● **Required work**: Lines that include the word "ogni" are the ones to copy.

——————

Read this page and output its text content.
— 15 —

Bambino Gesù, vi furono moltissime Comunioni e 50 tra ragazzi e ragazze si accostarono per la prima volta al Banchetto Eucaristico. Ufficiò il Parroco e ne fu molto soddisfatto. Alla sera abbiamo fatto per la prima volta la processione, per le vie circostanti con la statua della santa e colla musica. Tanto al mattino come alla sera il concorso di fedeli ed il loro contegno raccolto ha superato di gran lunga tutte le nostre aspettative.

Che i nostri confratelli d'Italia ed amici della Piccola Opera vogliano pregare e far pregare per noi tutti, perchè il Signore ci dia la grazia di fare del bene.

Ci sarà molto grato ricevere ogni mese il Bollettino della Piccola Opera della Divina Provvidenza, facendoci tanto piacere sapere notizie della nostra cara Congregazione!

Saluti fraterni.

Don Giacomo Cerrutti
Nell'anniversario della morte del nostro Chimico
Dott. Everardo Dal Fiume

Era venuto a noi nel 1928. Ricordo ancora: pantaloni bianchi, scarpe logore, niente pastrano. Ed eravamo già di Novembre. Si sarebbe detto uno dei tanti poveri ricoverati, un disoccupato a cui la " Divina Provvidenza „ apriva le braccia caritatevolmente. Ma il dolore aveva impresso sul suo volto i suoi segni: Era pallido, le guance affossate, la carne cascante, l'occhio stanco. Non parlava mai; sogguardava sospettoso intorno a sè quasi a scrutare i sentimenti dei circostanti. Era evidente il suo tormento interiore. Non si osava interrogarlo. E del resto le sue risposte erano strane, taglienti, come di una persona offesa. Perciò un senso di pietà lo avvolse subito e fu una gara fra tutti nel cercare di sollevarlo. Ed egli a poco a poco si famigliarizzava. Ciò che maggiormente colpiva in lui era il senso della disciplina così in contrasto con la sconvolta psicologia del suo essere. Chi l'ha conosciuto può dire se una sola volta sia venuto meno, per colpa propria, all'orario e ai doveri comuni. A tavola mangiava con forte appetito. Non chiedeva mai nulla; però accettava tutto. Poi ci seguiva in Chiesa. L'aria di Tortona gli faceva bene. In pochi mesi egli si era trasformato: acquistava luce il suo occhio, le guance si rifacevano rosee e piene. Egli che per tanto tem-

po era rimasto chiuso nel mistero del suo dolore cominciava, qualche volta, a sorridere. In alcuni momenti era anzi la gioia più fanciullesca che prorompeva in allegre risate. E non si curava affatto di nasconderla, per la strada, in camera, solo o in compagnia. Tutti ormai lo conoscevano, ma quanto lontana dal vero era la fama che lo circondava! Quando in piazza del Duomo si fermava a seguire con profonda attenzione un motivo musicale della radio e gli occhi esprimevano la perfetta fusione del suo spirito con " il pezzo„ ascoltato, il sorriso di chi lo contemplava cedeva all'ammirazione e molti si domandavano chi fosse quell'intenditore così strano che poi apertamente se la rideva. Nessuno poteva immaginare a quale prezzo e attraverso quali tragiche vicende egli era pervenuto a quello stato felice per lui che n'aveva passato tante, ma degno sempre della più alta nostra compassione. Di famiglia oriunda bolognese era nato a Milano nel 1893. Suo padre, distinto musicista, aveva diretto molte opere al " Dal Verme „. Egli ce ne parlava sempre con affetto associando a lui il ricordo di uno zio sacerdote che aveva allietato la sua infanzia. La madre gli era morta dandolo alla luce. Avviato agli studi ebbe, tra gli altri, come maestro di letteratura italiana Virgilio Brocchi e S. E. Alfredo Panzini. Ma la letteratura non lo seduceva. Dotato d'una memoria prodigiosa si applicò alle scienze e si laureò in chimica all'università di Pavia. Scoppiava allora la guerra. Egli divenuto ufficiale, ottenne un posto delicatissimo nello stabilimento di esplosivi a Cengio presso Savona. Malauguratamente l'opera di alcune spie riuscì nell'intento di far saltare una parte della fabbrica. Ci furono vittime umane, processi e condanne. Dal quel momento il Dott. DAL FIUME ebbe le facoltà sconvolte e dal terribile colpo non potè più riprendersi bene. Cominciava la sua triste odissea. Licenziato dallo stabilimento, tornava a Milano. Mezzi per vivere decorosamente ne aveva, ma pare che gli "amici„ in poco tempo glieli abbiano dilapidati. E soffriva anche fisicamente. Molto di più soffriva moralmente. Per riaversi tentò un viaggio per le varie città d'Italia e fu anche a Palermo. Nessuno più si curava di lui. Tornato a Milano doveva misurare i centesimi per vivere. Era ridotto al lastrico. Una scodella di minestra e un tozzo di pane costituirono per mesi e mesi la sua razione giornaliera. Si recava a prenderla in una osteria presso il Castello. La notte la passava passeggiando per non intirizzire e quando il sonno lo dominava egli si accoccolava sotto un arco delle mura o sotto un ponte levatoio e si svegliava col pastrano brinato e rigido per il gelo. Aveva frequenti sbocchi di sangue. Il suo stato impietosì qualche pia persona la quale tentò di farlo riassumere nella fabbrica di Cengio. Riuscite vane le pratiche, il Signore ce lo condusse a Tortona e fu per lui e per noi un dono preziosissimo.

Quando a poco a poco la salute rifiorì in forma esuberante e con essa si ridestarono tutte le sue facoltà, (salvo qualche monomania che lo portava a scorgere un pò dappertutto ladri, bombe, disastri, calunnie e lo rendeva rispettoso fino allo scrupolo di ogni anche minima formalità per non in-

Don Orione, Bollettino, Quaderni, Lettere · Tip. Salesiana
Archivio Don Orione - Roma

——————

● **Finished answer**:
Ci sarà molto grato ricevere ogni mese il Bollettino della Piccola Opera della Divina Provvidenza, facendoci tanto piacere sapere notizie della nostra cara Congregazione!
Quando a poco a poco la salute rifiorì in forma esuberante e con essa si ridestarono tutte le sue facoltà, (salvo qualche monomania che lo portava a scorgere un pò dappertutto ladri, bombe, disastri, calunnie e lo rendeva rispettoso fino allo scrupolo di ogni anche minima formalità per non in-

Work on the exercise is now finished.